Collected data:
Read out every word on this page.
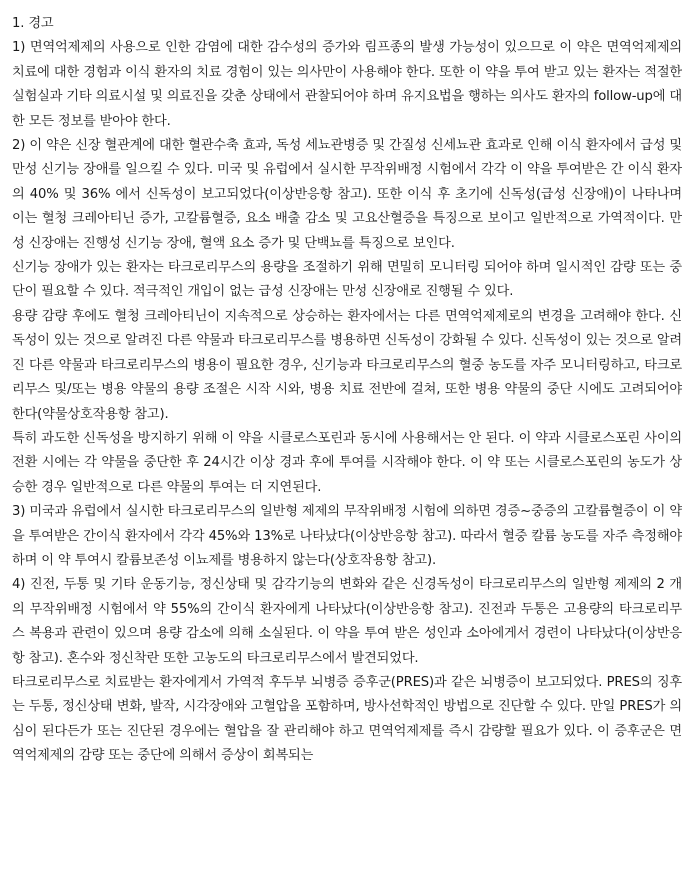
1. 경고

1) 면역억제제의 사용으로 인한 감염에 대한 감수성의 증가와 림프종의 발생 가능성이 있으므로 이 약은 면역억제제의 치료에 대한 경험과 이식 환자의 치료 경험이 있는 의사만이 사용해야 한다. 또한 이 약을 투여 받고 있는 환자는 적절한 실험실과 기타 의료시설 및 의료진을 갖춘 상태에서 관찰되어야 하며 유지요법을 행하는 의사도 환자의 follow-up에 대한 모든 정보를 받아야 한다.

2) 이 약은 신장 혈관계에 대한 혈관수축 효과, 독성 세뇨관병증 및 간질성 신세뇨관 효과로 인해 이식 환자에서 급성 및 만성 신기능 장애를 일으킬 수 있다. 미국 및 유럽에서 실시한 무작위배정 시험에서 각각 이 약을 투여받은 간 이식 환자의 40% 및 36% 에서 신독성이 보고되었다(이상반응항 참고). 또한 이식 후 초기에 신독성(급성 신장애)이 나타나며 이는 혈청 크레아티닌 증가, 고칼륨혈증, 요소 배출 감소 및 고요산혈증을 특징으로 보이고 일반적으로 가역적이다. 만성 신장애는 진행성 신기능 장애, 혈액 요소 증가 및 단백뇨를 특징으로 보인다.

신기능 장애가 있는 환자는 타크로리무스의 용량을 조절하기 위해 면밀히 모니터링 되어야 하며 일시적인 감량 또는 중단이 필요할 수 있다. 적극적인 개입이 없는 급성 신장애는 만성 신장애로 진행될 수 있다.

용량 감량 후에도 혈청 크레아티닌이 지속적으로 상승하는 환자에서는 다른 면역억제제로의 변경을 고려해야 한다. 신독성이 있는 것으로 알려진 다른 약물과 타크로리무스를 병용하면 신독성이 강화될 수 있다. 신독성이 있는 것으로 알려진 다른 약물과 타크로리무스의 병용이 필요한 경우, 신기능과 타크로리무스의 혈중 농도를 자주 모니터링하고, 타크로리무스 및/또는 병용 약물의 용량 조절은 시작 시와, 병용 치료 전반에 걸쳐, 또한 병용 약물의 중단 시에도 고려되어야 한다(약물상호작용항 참고).

특히 과도한 신독성을 방지하기 위해 이 약을 시클로스포린과 동시에 사용해서는 안 된다. 이 약과 시클로스포린 사이의 전환 시에는 각 약물을 중단한 후 24시간 이상 경과 후에 투여를 시작해야 한다. 이 약 또는 시클로스포린의 농도가 상승한 경우 일반적으로 다른 약물의 투여는 더 지연된다.

3) 미국과 유럽에서 실시한 타크로리무스의 일반형 제제의 무작위배정 시험에 의하면 경증~중증의 고칼륨혈증이 이 약을 투여받은 간이식 환자에서 각각 45%와 13%로 나타났다(이상반응항 참고). 따라서 혈중 칼륨 농도를 자주 측정해야 하며 이 약 투여시 칼륨보존성 이뇨제를 병용하지 않는다(상호작용항 참고).

4) 진전, 두통 및 기타 운동기능, 정신상태 및 감각기능의 변화와 같은 신경독성이 타크로리무스의 일반형 제제의 2 개의 무작위배정 시험에서 약 55%의 간이식 환자에게 나타났다(이상반응항 참고). 진전과 두통은 고용량의 타크로리무스 복용과 관련이 있으며 용량 감소에 의해 소실된다. 이 약을 투여 받은 성인과 소아에게서 경련이 나타났다(이상반응항 참고). 혼수와 정신착란 또한 고농도의 타크로리무스에서 발견되었다.

타크로리무스로 치료받는 환자에게서 가역적 후두부 뇌병증 증후군(PRES)과 같은 뇌병증이 보고되었다. PRES의 징후는 두통, 정신상태 변화, 발작, 시각장애와 고혈압을 포함하며, 방사선학적인 방법으로 진단할 수 있다. 만일 PRES가 의심이 된다든가 또는 진단된 경우에는 혈압을 잘 관리해야 하고 면역억제제를 즉시 감량할 필요가 있다. 이 증후군은 면역억제제의 감량 또는 중단에 의해서 증상이 회복되는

PROBLEM TO SOLVE:
What you return should match the records above word for word, minus the pictures.

ANSWER FOR THE TASK:
Read out every word on this page.
1. 경고

1) 면역억제제의 사용으로 인한 감염에 대한 감수성의 증가와 림프종의 발생 가능성이 있으므로 이 약은 면역억제제의 치료에 대한 경험과 이식 환자의 치료 경험이 있는 의사만이 사용해야 한다. 또한 이 약을 투여 받고 있는 환자는 적절한 실험실과 기타 의료시설 및 의료진을 갖춘 상태에서 관찰되어야 하며 유지요법을 행하는 의사도 환자의 follow-up에 대한 모든 정보를 받아야 한다.

2) 이 약은 신장 혈관계에 대한 혈관수축 효과, 독성 세뇨관병증 및 간질성 신세뇨관 효과로 인해 이식 환자에서 급성 및 만성 신기능 장애를 일으킬 수 있다. 미국 및 유럽에서 실시한 무작위배정 시험에서 각각 이 약을 투여받은 간 이식 환자의 40% 및 36% 에서 신독성이 보고되었다(이상반응항 참고). 또한 이식 후 초기에 신독성(급성 신장애)이 나타나며 이는 혈청 크레아티닌 증가, 고칼륨혈증, 요소 배출 감소 및 고요산혈증을 특징으로 보이고 일반적으로 가역적이다. 만성 신장애는 진행성 신기능 장애, 혈액 요소 증가 및 단백뇨를 특징으로 보인다.

신기능 장애가 있는 환자는 타크로리무스의 용량을 조절하기 위해 면밀히 모니터링 되어야 하며 일시적인 감량 또는 중단이 필요할 수 있다. 적극적인 개입이 없는 급성 신장애는 만성 신장애로 진행될 수 있다.

용량 감량 후에도 혈청 크레아티닌이 지속적으로 상승하는 환자에서는 다른 면역억제제로의 변경을 고려해야 한다. 신독성이 있는 것으로 알려진 다른 약물과 타크로리무스를 병용하면 신독성이 강화될 수 있다. 신독성이 있는 것으로 알려진 다른 약물과 타크로리무스의 병용이 필요한 경우, 신기능과 타크로리무스의 혈중 농도를 자주 모니터링하고, 타크로리무스 및/또는 병용 약물의 용량 조절은 시작 시와, 병용 치료 전반에 걸쳐, 또한 병용 약물의 중단 시에도 고려되어야 한다(약물상호작용항 참고).

특히 과도한 신독성을 방지하기 위해 이 약을 시클로스포린과 동시에 사용해서는 안 된다. 이 약과 시클로스포린 사이의 전환 시에는 각 약물을 중단한 후 24시간 이상 경과 후에 투여를 시작해야 한다. 이 약 또는 시클로스포린의 농도가 상승한 경우 일반적으로 다른 약물의 투여는 더 지연된다.

3) 미국과 유럽에서 실시한 타크로리무스의 일반형 제제의 무작위배정 시험에 의하면 경증~중증의 고칼륨혈증이 이 약을 투여받은 간이식 환자에서 각각 45%와 13%로 나타났다(이상반응항 참고). 따라서 혈중 칼륨 농도를 자주 측정해야 하며 이 약 투여시 칼륨보존성 이뇨제를 병용하지 않는다(상호작용항 참고).

4) 진전, 두통 및 기타 운동기능, 정신상태 및 감각기능의 변화와 같은 신경독성이 타크로리무스의 일반형 제제의 2 개의 무작위배정 시험에서 약 55%의 간이식 환자에게 나타났다(이상반응항 참고). 진전과 두통은 고용량의 타크로리무스 복용과 관련이 있으며 용량 감소에 의해 소실된다. 이 약을 투여 받은 성인과 소아에게서 경련이 나타났다(이상반응항 참고). 혼수와 정신착란 또한 고농도의 타크로리무스에서 발견되었다.

타크로리무스로 치료받는 환자에게서 가역적 후두부 뇌병증 증후군(PRES)과 같은 뇌병증이 보고되었다. PRES의 징후는 두통, 정신상태 변화, 발작, 시각장애와 고혈압을 포함하며, 방사선학적인 방법으로 진단할 수 있다. 만일 PRES가 의심이 된다든가 또는 진단된 경우에는 혈압을 잘 관리해야 하고 면역억제제를 즉시 감량할 필요가 있다. 이 증후군은 면역억제제의 감량 또는 중단에 의해서 증상이 회복되는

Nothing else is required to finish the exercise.